## [Set task]
Output the material word for word. Leave each picture out.

## [Data]
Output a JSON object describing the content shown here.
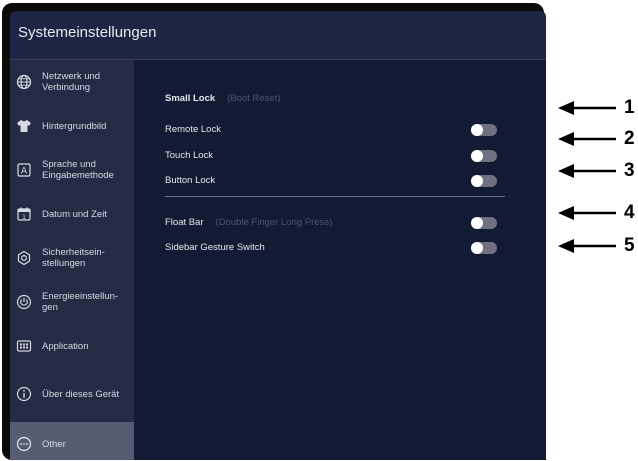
{
  "window": {
    "title": "Systemeinstellungen"
  },
  "sidebar": {
    "items": [
      {
        "label": "Netzwerk und\nVerbindung",
        "icon": "globe-icon",
        "active": false
      },
      {
        "label": "Hintergrundbild",
        "icon": "shirt-icon",
        "active": false
      },
      {
        "label": "Sprache und\nEingabemethode",
        "icon": "keyboard-a-icon",
        "active": false
      },
      {
        "label": "Datum und Zeit",
        "icon": "calendar-icon",
        "active": false
      },
      {
        "label": "Sicherheitsein-\nstellungen",
        "icon": "security-icon",
        "active": false
      },
      {
        "label": "Energieeinstellun-\ngen",
        "icon": "power-icon",
        "active": false
      },
      {
        "label": "Application",
        "icon": "apps-grid-icon",
        "active": false
      },
      {
        "label": "Über dieses Gerät",
        "icon": "info-icon",
        "active": false
      },
      {
        "label": "Other",
        "icon": "more-icon",
        "active": true
      }
    ]
  },
  "main": {
    "section_title": "Small Lock",
    "section_hint": "(Boot Reset)",
    "settings": [
      {
        "label": "Remote Lock",
        "hint": "",
        "enabled": false
      },
      {
        "label": "Touch Lock",
        "hint": "",
        "enabled": false
      },
      {
        "label": "Button Lock",
        "hint": "",
        "enabled": false
      },
      {
        "label": "Float Bar",
        "hint": "(Double Finger Long Press)",
        "enabled": false
      },
      {
        "label": "Sidebar Gesture Switch",
        "hint": "",
        "enabled": false
      }
    ]
  },
  "callouts": [
    "1",
    "2",
    "3",
    "4",
    "5"
  ],
  "colors": {
    "title_bar": "#1d2542",
    "sidebar": "#262b45",
    "sidebar_active": "#575c73",
    "content": "#131a33",
    "toggle_off": "#6d7182"
  }
}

## [Task solution]
Output a JSON object describing the content shown here.
{
  "window": {
    "title": "Systemeinstellungen"
  },
  "sidebar": {
    "items": [
      {
        "label": "Netzwerk und\nVerbindung",
        "icon": "globe-icon",
        "active": false
      },
      {
        "label": "Hintergrundbild",
        "icon": "shirt-icon",
        "active": false
      },
      {
        "label": "Sprache und\nEingabemethode",
        "icon": "keyboard-a-icon",
        "active": false
      },
      {
        "label": "Datum und Zeit",
        "icon": "calendar-icon",
        "active": false
      },
      {
        "label": "Sicherheitsein-\nstellungen",
        "icon": "security-icon",
        "active": false
      },
      {
        "label": "Energieeinstellun-\ngen",
        "icon": "power-icon",
        "active": false
      },
      {
        "label": "Application",
        "icon": "apps-grid-icon",
        "active": false
      },
      {
        "label": "Über dieses Gerät",
        "icon": "info-icon",
        "active": false
      },
      {
        "label": "Other",
        "icon": "more-icon",
        "active": true
      }
    ]
  },
  "main": {
    "section_title": "Small Lock",
    "section_hint": "(Boot Reset)",
    "settings": [
      {
        "label": "Remote Lock",
        "hint": "",
        "enabled": false
      },
      {
        "label": "Touch Lock",
        "hint": "",
        "enabled": false
      },
      {
        "label": "Button Lock",
        "hint": "",
        "enabled": false
      },
      {
        "label": "Float Bar",
        "hint": "(Double Finger Long Press)",
        "enabled": false
      },
      {
        "label": "Sidebar Gesture Switch",
        "hint": "",
        "enabled": false
      }
    ]
  },
  "callouts": [
    "1",
    "2",
    "3",
    "4",
    "5"
  ],
  "colors": {
    "title_bar": "#1d2542",
    "sidebar": "#262b45",
    "sidebar_active": "#575c73",
    "content": "#131a33",
    "toggle_off": "#6d7182"
  }
}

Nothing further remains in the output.